[Data records]
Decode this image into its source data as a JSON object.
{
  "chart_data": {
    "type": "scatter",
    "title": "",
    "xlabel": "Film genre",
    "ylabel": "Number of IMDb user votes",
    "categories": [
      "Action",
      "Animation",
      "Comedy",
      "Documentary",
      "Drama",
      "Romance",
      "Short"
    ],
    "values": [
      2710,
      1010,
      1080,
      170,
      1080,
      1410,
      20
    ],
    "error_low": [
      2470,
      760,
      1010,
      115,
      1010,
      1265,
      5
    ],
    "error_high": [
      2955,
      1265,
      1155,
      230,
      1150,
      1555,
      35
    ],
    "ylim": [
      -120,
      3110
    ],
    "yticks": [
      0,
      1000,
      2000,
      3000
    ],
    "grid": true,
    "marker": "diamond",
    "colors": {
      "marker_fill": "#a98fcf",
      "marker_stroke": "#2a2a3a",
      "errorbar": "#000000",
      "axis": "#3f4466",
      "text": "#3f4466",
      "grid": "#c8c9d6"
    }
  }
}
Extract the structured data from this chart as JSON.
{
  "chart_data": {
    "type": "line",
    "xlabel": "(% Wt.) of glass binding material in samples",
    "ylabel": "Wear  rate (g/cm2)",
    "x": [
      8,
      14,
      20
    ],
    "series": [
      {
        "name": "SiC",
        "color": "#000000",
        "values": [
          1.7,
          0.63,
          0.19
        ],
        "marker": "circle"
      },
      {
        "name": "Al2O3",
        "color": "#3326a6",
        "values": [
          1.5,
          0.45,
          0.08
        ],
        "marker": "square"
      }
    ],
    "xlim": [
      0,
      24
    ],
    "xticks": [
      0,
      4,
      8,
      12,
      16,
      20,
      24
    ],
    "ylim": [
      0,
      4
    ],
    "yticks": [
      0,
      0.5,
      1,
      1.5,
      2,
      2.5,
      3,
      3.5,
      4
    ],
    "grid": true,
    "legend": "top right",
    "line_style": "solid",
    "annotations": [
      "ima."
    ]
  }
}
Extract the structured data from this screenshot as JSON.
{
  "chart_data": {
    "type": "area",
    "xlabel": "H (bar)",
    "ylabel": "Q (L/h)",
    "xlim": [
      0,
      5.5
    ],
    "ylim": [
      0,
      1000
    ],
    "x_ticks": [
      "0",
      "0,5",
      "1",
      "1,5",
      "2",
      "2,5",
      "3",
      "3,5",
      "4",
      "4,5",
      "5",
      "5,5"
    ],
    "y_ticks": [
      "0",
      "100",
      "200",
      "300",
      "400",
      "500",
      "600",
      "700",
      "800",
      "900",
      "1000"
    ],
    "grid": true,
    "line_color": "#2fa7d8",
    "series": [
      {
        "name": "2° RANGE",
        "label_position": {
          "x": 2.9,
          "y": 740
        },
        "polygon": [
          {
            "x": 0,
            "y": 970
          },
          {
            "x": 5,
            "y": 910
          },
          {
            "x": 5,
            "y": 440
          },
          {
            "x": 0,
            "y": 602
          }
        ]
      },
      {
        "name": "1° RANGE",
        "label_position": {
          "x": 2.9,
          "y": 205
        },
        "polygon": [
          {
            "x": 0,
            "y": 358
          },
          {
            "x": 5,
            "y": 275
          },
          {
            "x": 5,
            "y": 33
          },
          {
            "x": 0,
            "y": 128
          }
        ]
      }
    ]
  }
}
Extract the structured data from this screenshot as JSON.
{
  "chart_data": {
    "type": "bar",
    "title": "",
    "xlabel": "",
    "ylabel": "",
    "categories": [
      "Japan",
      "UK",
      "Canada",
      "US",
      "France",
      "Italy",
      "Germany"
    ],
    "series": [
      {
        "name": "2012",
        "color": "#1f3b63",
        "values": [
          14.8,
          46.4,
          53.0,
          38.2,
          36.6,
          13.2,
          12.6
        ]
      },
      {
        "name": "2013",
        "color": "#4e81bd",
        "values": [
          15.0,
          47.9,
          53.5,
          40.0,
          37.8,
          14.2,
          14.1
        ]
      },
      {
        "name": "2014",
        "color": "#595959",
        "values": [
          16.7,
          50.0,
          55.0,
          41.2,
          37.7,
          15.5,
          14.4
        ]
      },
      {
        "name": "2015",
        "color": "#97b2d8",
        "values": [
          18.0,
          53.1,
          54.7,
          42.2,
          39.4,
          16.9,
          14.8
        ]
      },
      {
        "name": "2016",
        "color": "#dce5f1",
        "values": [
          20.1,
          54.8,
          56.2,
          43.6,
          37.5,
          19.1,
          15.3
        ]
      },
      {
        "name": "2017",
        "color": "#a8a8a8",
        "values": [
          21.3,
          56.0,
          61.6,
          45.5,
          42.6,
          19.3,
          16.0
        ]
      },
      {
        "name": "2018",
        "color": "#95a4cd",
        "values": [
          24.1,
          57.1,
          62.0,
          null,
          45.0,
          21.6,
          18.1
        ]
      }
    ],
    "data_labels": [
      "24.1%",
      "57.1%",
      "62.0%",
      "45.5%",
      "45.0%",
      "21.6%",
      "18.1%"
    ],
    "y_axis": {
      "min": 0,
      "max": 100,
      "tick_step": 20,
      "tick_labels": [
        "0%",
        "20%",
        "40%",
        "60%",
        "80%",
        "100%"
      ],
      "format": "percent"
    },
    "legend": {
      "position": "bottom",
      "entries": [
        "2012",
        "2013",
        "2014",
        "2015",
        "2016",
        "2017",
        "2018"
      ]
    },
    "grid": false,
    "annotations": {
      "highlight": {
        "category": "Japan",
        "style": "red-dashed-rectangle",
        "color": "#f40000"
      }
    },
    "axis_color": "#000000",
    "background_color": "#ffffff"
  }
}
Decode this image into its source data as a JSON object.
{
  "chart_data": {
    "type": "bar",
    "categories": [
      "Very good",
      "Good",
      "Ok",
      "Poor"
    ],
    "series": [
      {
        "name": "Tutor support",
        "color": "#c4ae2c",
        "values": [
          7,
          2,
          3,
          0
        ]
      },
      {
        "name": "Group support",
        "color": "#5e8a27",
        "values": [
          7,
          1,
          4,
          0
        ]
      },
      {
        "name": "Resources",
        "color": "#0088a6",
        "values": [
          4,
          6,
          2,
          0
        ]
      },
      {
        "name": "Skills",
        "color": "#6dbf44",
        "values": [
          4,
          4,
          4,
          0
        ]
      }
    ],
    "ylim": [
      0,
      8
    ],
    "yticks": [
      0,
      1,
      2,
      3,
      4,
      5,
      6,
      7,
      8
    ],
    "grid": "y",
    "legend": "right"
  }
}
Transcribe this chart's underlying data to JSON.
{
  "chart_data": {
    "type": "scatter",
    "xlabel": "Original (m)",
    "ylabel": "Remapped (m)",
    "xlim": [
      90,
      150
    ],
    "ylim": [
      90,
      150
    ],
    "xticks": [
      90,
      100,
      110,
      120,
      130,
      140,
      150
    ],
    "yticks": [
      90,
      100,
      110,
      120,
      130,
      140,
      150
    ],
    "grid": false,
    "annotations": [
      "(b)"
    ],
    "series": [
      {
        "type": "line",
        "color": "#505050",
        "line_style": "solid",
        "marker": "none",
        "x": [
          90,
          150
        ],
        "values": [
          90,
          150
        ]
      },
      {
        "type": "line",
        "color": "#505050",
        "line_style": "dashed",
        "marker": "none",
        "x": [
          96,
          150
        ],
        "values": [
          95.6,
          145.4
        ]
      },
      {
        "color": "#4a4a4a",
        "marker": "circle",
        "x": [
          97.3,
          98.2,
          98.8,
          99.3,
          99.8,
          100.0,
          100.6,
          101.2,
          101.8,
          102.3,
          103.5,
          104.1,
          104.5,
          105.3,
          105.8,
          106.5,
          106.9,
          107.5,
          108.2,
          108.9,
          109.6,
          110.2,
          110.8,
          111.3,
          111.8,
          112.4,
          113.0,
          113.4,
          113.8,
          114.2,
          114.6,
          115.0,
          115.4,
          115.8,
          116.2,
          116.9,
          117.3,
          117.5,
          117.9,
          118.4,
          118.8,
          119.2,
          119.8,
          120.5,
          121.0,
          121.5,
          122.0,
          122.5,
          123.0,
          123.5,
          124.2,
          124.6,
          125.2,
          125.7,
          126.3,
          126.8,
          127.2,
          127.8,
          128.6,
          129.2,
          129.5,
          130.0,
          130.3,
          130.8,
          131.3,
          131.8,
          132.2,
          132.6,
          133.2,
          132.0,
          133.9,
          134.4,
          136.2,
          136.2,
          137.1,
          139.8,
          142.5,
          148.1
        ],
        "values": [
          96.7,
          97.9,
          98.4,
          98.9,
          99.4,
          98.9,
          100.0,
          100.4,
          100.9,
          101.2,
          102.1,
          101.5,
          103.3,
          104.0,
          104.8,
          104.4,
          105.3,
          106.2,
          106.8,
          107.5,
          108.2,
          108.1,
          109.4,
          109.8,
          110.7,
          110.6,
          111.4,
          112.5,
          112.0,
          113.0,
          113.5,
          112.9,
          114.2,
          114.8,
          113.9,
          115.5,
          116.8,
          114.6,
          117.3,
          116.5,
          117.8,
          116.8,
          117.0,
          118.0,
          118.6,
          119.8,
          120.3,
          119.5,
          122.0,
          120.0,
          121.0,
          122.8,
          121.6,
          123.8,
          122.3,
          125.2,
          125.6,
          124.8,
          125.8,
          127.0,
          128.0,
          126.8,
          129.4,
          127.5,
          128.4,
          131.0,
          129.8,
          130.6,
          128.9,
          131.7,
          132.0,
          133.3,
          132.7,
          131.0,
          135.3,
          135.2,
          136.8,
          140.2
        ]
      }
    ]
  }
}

- [PROBLEM DETAILS] Pick out all the lines with the word "support" in them and copy them.

- [WRITTEN ANSWER]
        "name": "Tutor support",
        "name": "Group support",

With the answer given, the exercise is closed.